[PROMPT] Reproduce the entries exactly.

-- START OF PROVIDED ENTRIES --

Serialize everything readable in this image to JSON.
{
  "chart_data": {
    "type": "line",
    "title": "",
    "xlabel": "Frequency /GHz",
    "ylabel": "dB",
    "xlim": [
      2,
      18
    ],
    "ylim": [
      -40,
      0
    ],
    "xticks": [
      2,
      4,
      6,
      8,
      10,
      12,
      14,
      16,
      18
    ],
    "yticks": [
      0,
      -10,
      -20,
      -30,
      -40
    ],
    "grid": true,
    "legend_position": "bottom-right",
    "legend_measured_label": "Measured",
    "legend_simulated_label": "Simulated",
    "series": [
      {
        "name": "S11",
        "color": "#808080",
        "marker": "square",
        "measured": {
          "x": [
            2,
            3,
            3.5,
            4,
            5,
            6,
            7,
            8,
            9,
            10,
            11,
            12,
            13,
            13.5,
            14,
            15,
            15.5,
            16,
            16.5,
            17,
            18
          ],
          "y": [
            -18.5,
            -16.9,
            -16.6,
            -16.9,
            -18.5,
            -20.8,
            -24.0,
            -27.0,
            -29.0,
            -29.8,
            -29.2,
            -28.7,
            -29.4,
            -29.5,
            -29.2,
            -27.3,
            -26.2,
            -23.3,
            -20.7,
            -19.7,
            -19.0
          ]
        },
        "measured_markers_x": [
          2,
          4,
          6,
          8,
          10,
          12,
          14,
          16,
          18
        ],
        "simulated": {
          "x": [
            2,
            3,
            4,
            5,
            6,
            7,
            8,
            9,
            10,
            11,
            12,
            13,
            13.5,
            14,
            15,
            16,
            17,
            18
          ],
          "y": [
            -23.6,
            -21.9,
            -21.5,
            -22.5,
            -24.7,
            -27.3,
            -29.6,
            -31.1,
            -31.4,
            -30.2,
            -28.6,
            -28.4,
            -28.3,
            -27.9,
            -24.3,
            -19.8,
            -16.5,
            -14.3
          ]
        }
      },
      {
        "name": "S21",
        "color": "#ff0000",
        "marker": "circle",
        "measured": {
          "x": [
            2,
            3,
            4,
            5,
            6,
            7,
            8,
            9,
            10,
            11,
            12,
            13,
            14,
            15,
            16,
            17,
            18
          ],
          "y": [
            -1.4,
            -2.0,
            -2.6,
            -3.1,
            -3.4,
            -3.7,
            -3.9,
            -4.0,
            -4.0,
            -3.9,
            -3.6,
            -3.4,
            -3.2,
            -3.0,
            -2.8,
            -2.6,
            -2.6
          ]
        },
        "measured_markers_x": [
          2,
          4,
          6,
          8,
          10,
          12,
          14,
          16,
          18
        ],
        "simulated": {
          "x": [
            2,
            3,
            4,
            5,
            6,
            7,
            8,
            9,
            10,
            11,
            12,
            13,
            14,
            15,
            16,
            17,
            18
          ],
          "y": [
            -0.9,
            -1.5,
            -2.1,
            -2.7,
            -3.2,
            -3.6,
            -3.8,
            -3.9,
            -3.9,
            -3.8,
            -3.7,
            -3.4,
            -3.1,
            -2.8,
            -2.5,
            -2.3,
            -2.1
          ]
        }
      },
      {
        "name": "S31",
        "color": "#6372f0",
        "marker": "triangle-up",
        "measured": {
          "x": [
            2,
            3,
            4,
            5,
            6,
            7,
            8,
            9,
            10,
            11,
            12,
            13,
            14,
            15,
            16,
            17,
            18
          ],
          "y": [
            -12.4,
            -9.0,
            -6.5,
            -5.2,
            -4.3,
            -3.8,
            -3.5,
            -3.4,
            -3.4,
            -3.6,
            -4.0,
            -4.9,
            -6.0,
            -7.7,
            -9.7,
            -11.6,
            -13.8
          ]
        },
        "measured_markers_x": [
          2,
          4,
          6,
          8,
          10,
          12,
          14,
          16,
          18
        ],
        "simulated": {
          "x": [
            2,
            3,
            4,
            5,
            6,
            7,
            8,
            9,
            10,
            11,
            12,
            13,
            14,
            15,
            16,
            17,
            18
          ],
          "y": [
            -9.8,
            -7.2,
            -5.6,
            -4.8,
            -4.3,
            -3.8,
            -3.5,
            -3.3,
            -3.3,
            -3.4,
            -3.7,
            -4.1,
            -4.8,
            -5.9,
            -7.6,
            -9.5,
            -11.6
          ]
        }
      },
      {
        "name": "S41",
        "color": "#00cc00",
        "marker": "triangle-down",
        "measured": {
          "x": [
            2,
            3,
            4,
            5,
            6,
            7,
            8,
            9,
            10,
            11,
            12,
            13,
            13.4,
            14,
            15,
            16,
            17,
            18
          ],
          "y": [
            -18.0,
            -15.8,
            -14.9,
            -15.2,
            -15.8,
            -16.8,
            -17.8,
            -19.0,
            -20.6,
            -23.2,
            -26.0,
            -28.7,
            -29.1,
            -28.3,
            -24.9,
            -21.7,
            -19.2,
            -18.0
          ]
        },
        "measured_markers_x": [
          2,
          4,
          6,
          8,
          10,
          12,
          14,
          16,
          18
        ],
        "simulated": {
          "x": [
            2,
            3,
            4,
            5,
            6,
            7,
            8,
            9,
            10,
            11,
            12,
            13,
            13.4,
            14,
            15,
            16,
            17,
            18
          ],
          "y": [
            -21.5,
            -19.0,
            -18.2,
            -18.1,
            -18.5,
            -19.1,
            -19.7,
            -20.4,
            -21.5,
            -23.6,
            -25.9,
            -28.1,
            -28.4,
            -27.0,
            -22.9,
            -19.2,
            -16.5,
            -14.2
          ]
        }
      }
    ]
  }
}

-- END OF PROVIDED ENTRIES --

[OUTPUT FOR THIS EXERCISE]
Serialize everything readable in this image to JSON.
{
  "chart_data": {
    "type": "line",
    "title": "",
    "xlabel": "Frequency /GHz",
    "ylabel": "dB",
    "xlim": [
      2,
      18
    ],
    "ylim": [
      -40,
      0
    ],
    "xticks": [
      2,
      4,
      6,
      8,
      10,
      12,
      14,
      16,
      18
    ],
    "yticks": [
      0,
      -10,
      -20,
      -30,
      -40
    ],
    "grid": true,
    "legend_position": "bottom-right",
    "legend_measured_label": "Measured",
    "legend_simulated_label": "Simulated",
    "series": [
      {
        "name": "S11",
        "color": "#808080",
        "marker": "square",
        "measured": {
          "x": [
            2,
            3,
            3.5,
            4,
            5,
            6,
            7,
            8,
            9,
            10,
            11,
            12,
            13,
            13.5,
            14,
            15,
            15.5,
            16,
            16.5,
            17,
            18
          ],
          "y": [
            -18.5,
            -16.9,
            -16.6,
            -16.9,
            -18.5,
            -20.8,
            -24.0,
            -27.0,
            -29.0,
            -29.8,
            -29.2,
            -28.7,
            -29.4,
            -29.5,
            -29.2,
            -27.3,
            -26.2,
            -23.3,
            -20.7,
            -19.7,
            -19.0
          ]
        },
        "measured_markers_x": [
          2,
          4,
          6,
          8,
          10,
          12,
          14,
          16,
          18
        ],
        "simulated": {
          "x": [
            2,
            3,
            4,
            5,
            6,
            7,
            8,
            9,
            10,
            11,
            12,
            13,
            13.5,
            14,
            15,
            16,
            17,
            18
          ],
          "y": [
            -23.6,
            -21.9,
            -21.5,
            -22.5,
            -24.7,
            -27.3,
            -29.6,
            -31.1,
            -31.4,
            -30.2,
            -28.6,
            -28.4,
            -28.3,
            -27.9,
            -24.3,
            -19.8,
            -16.5,
            -14.3
          ]
        }
      },
      {
        "name": "S21",
        "color": "#ff0000",
        "marker": "circle",
        "measured": {
          "x": [
            2,
            3,
            4,
            5,
            6,
            7,
            8,
            9,
            10,
            11,
            12,
            13,
            14,
            15,
            16,
            17,
            18
          ],
          "y": [
            -1.4,
            -2.0,
            -2.6,
            -3.1,
            -3.4,
            -3.7,
            -3.9,
            -4.0,
            -4.0,
            -3.9,
            -3.6,
            -3.4,
            -3.2,
            -3.0,
            -2.8,
            -2.6,
            -2.6
          ]
        },
        "measured_markers_x": [
          2,
          4,
          6,
          8,
          10,
          12,
          14,
          16,
          18
        ],
        "simulated": {
          "x": [
            2,
            3,
            4,
            5,
            6,
            7,
            8,
            9,
            10,
            11,
            12,
            13,
            14,
            15,
            16,
            17,
            18
          ],
          "y": [
            -0.9,
            -1.5,
            -2.1,
            -2.7,
            -3.2,
            -3.6,
            -3.8,
            -3.9,
            -3.9,
            -3.8,
            -3.7,
            -3.4,
            -3.1,
            -2.8,
            -2.5,
            -2.3,
            -2.1
          ]
        }
      },
      {
        "name": "S31",
        "color": "#6372f0",
        "marker": "triangle-up",
        "measured": {
          "x": [
            2,
            3,
            4,
            5,
            6,
            7,
            8,
            9,
            10,
            11,
            12,
            13,
            14,
            15,
            16,
            17,
            18
          ],
          "y": [
            -12.4,
            -9.0,
            -6.5,
            -5.2,
            -4.3,
            -3.8,
            -3.5,
            -3.4,
            -3.4,
            -3.6,
            -4.0,
            -4.9,
            -6.0,
            -7.7,
            -9.7,
            -11.6,
            -13.8
          ]
        },
        "measured_markers_x": [
          2,
          4,
          6,
          8,
          10,
          12,
          14,
          16,
          18
        ],
        "simulated": {
          "x": [
            2,
            3,
            4,
            5,
            6,
            7,
            8,
            9,
            10,
            11,
            12,
            13,
            14,
            15,
            16,
            17,
            18
          ],
          "y": [
            -9.8,
            -7.2,
            -5.6,
            -4.8,
            -4.3,
            -3.8,
            -3.5,
            -3.3,
            -3.3,
            -3.4,
            -3.7,
            -4.1,
            -4.8,
            -5.9,
            -7.6,
            -9.5,
            -11.6
          ]
        }
      },
      {
        "name": "S41",
        "color": "#00cc00",
        "marker": "triangle-down",
        "measured": {
          "x": [
            2,
            3,
            4,
            5,
            6,
            7,
            8,
            9,
            10,
            11,
            12,
            13,
            13.4,
            14,
            15,
            16,
            17,
            18
          ],
          "y": [
            -18.0,
            -15.8,
            -14.9,
            -15.2,
            -15.8,
            -16.8,
            -17.8,
            -19.0,
            -20.6,
            -23.2,
            -26.0,
            -28.7,
            -29.1,
            -28.3,
            -24.9,
            -21.7,
            -19.2,
            -18.0
          ]
        },
        "measured_markers_x": [
          2,
          4,
          6,
          8,
          10,
          12,
          14,
          16,
          18
        ],
        "simulated": {
          "x": [
            2,
            3,
            4,
            5,
            6,
            7,
            8,
            9,
            10,
            11,
            12,
            13,
            13.4,
            14,
            15,
            16,
            17,
            18
          ],
          "y": [
            -21.5,
            -19.0,
            -18.2,
            -18.1,
            -18.5,
            -19.1,
            -19.7,
            -20.4,
            -21.5,
            -23.6,
            -25.9,
            -28.1,
            -28.4,
            -27.0,
            -22.9,
            -19.2,
            -16.5,
            -14.2
          ]
        }
      }
    ]
  }
}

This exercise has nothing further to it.